**DIRECTION**
Write out the material below again, unchanged.

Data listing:
begin

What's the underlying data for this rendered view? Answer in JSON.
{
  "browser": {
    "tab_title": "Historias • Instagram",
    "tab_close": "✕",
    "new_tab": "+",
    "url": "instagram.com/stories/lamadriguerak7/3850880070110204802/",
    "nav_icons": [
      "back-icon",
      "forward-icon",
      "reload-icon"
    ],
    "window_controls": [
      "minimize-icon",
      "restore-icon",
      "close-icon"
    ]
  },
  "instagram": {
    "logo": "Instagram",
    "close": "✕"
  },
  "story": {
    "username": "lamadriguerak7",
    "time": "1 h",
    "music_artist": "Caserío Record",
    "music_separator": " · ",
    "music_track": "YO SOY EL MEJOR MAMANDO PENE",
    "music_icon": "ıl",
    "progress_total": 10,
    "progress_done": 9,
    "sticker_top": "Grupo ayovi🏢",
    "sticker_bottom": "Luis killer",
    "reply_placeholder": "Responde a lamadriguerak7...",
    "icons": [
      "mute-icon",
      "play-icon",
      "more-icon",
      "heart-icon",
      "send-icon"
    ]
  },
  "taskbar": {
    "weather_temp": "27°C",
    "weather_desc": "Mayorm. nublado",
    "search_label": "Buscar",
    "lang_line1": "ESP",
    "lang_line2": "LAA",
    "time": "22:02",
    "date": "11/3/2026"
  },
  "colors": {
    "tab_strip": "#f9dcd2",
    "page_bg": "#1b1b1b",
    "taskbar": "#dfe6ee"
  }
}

end

**RESULT**
What's the underlying data for this rendered view? Answer in JSON.
{
  "browser": {
    "tab_title": "Historias • Instagram",
    "tab_close": "✕",
    "new_tab": "+",
    "url": "instagram.com/stories/lamadriguerak7/3850880070110204802/",
    "nav_icons": [
      "back-icon",
      "forward-icon",
      "reload-icon"
    ],
    "window_controls": [
      "minimize-icon",
      "restore-icon",
      "close-icon"
    ]
  },
  "instagram": {
    "logo": "Instagram",
    "close": "✕"
  },
  "story": {
    "username": "lamadriguerak7",
    "time": "1 h",
    "music_artist": "Caserío Record",
    "music_separator": " · ",
    "music_track": "YO SOY EL MEJOR MAMANDO PENE",
    "music_icon": "ıl",
    "progress_total": 10,
    "progress_done": 9,
    "sticker_top": "Grupo ayovi🏢",
    "sticker_bottom": "Luis killer",
    "reply_placeholder": "Responde a lamadriguerak7...",
    "icons": [
      "mute-icon",
      "play-icon",
      "more-icon",
      "heart-icon",
      "send-icon"
    ]
  },
  "taskbar": {
    "weather_temp": "27°C",
    "weather_desc": "Mayorm. nublado",
    "search_label": "Buscar",
    "lang_line1": "ESP",
    "lang_line2": "LAA",
    "time": "22:02",
    "date": "11/3/2026"
  },
  "colors": {
    "tab_strip": "#f9dcd2",
    "page_bg": "#1b1b1b",
    "taskbar": "#dfe6ee"
  }
}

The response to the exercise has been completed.